:: Stated goal ::
Select all lines in the records that include "this".

◇ ◇ ◇ ◇ ◇ ◇ ◇

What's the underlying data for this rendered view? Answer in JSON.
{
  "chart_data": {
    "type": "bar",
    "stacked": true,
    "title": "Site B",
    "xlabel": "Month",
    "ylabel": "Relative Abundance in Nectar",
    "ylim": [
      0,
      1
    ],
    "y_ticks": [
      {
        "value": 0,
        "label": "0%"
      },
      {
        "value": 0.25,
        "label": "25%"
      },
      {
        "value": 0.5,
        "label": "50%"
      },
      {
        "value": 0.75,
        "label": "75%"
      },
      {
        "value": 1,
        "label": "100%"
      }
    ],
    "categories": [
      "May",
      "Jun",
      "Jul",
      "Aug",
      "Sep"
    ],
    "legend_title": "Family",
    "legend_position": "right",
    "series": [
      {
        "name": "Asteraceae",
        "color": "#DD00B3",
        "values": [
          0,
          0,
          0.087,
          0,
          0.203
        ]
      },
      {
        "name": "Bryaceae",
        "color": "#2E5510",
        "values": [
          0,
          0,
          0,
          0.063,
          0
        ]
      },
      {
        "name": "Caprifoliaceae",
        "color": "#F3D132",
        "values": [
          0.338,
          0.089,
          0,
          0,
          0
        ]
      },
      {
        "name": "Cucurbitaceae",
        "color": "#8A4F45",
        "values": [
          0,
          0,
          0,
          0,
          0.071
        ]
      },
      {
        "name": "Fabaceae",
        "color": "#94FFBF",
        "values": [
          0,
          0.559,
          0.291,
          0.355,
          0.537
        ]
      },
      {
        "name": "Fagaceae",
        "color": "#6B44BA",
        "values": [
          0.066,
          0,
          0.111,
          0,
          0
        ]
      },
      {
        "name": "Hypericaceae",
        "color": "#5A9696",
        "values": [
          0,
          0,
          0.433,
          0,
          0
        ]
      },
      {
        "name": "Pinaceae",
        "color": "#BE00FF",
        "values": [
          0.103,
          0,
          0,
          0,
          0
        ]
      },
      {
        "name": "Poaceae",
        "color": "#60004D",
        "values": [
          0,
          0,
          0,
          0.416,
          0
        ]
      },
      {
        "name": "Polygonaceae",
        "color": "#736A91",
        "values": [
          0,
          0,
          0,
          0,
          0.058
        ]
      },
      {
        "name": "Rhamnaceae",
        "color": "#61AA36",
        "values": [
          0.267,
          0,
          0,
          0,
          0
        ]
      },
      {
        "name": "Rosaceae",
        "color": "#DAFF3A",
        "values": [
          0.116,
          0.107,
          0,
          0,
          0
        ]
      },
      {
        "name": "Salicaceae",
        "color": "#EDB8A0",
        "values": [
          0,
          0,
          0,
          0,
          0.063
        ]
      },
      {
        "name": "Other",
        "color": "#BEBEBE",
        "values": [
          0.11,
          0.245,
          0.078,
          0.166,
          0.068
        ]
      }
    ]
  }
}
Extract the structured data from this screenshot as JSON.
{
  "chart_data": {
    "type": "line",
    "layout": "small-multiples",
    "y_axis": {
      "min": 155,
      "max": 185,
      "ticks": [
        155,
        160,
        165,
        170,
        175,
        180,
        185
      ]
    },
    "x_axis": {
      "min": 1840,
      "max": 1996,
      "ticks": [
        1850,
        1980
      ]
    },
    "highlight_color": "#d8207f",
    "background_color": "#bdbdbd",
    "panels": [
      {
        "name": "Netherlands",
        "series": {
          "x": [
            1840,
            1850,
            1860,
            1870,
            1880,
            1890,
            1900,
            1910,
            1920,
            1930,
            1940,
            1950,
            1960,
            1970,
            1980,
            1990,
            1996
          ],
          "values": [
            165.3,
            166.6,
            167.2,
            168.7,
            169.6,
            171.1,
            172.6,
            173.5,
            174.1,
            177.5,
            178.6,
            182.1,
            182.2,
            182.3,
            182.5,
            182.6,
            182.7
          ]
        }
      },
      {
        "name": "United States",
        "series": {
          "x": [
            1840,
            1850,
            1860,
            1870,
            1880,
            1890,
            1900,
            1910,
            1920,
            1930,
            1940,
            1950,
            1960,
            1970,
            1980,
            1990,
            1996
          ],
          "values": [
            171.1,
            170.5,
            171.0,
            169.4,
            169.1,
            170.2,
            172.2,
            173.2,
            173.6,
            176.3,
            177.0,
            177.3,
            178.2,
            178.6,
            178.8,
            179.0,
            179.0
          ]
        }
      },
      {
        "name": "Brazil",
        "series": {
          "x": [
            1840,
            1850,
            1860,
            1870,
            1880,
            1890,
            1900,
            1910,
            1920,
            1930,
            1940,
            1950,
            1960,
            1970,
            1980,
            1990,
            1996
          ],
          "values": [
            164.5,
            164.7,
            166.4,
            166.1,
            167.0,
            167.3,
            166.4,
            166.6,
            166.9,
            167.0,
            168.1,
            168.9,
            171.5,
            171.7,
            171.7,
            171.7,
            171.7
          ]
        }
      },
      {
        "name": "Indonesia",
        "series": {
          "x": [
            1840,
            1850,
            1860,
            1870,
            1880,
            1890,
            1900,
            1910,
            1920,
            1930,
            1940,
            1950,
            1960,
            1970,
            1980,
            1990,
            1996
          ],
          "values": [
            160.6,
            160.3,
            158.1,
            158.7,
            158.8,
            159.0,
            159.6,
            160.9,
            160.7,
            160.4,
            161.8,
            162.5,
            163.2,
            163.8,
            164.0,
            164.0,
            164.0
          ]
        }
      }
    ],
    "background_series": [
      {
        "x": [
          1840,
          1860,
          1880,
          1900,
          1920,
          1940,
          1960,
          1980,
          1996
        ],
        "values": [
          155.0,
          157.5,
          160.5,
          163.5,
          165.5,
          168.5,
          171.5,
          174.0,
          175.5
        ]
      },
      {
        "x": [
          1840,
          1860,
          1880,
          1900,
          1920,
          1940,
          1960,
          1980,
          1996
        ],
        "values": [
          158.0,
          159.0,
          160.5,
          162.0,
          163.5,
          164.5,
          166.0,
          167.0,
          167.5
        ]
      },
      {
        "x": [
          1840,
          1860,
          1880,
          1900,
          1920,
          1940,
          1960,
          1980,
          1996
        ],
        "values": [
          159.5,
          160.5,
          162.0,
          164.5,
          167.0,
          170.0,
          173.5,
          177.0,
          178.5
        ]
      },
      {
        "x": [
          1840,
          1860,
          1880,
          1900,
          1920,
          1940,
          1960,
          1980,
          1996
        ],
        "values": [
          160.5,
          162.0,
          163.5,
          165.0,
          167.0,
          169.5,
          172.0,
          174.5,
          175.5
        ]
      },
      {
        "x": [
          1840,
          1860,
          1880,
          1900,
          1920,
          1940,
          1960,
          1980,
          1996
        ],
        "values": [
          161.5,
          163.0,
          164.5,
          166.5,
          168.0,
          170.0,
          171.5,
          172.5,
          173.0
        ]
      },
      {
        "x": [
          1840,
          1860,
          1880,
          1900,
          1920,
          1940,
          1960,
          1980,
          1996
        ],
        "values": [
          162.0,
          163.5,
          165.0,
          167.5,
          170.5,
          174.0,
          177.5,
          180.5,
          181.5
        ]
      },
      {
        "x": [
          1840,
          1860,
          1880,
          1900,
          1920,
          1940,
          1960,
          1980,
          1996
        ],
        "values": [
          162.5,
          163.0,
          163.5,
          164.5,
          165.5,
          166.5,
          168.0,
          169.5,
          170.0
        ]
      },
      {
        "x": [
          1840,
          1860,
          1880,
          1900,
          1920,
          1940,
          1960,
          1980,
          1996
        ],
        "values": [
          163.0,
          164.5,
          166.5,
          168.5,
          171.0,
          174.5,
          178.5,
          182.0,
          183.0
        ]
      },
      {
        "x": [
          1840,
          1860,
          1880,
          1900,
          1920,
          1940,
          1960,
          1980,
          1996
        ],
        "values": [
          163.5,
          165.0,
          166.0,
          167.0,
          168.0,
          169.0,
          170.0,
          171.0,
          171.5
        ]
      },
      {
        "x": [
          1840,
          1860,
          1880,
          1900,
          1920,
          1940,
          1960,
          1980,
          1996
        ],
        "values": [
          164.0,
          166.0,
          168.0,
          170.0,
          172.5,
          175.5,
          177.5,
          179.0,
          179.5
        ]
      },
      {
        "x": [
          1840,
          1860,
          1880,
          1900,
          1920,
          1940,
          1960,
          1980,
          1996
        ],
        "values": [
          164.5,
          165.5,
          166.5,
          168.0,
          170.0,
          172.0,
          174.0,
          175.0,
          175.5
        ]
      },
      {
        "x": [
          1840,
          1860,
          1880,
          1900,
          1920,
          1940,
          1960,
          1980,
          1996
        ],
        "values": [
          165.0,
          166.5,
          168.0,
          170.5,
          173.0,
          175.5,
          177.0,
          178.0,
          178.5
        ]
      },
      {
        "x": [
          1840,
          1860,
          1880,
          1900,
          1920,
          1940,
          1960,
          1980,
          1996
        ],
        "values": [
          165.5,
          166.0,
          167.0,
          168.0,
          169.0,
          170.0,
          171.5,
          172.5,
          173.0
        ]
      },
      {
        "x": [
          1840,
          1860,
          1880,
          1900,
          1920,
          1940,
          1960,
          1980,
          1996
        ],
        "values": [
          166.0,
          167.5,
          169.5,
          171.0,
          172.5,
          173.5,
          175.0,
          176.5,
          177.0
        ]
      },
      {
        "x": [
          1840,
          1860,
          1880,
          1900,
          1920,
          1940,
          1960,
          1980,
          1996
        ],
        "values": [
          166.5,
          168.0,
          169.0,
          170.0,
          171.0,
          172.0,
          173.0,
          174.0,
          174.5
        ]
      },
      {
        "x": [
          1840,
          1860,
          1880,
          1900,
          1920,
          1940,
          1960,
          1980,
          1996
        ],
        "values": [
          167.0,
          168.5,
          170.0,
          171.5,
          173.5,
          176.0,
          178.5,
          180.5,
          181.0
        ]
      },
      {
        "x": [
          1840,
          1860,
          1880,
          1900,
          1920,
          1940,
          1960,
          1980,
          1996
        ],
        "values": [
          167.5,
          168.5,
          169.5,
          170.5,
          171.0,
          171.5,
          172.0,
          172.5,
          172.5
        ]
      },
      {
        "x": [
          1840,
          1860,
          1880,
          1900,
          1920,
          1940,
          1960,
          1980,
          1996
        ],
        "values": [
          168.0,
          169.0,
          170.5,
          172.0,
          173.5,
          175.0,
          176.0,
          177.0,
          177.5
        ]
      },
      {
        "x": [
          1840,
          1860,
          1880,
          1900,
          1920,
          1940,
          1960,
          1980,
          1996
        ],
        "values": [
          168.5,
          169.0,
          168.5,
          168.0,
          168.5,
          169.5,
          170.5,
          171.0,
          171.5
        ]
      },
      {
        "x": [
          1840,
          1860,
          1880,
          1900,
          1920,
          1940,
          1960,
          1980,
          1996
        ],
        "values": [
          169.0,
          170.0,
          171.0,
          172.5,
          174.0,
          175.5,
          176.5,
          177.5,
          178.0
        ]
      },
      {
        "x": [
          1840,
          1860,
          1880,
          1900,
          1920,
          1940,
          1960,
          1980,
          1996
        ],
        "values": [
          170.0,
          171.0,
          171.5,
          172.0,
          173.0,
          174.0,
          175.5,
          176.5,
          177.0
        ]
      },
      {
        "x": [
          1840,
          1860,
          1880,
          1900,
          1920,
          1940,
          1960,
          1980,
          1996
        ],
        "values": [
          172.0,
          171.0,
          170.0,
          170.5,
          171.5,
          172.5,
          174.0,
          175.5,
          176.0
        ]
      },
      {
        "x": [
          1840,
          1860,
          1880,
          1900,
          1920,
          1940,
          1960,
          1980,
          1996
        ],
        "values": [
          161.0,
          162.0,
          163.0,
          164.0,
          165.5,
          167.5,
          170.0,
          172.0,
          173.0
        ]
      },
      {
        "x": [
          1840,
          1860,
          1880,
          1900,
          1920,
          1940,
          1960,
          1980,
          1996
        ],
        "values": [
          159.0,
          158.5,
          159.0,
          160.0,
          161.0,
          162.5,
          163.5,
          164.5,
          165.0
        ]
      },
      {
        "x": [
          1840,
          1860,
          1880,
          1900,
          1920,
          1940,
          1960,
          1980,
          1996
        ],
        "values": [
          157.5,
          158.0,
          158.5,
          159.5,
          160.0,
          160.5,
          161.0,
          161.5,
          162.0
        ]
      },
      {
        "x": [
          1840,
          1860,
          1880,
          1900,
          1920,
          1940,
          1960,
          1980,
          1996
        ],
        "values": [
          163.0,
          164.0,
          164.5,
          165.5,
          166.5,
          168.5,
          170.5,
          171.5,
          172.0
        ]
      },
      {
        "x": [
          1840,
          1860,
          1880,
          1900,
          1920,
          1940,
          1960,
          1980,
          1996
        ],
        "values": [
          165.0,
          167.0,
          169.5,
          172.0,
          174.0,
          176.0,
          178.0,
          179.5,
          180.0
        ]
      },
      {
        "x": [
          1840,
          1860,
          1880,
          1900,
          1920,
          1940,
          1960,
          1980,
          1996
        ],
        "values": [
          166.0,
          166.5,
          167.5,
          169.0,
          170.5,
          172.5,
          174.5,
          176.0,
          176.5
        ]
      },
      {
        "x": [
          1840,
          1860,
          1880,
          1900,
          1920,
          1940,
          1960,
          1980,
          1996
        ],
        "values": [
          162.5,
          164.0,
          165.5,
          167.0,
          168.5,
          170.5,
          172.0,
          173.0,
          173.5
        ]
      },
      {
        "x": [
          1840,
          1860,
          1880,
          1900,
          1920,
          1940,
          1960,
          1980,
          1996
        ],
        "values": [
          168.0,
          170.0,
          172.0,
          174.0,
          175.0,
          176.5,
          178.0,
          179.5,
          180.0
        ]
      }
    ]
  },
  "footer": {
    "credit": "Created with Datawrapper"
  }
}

◇ ◇ ◇ ◇ ◇ ◇ ◇

:: Full answer ::
What's the underlying data for this rendered view? Answer in JSON.
Extract the structured data from this screenshot as JSON.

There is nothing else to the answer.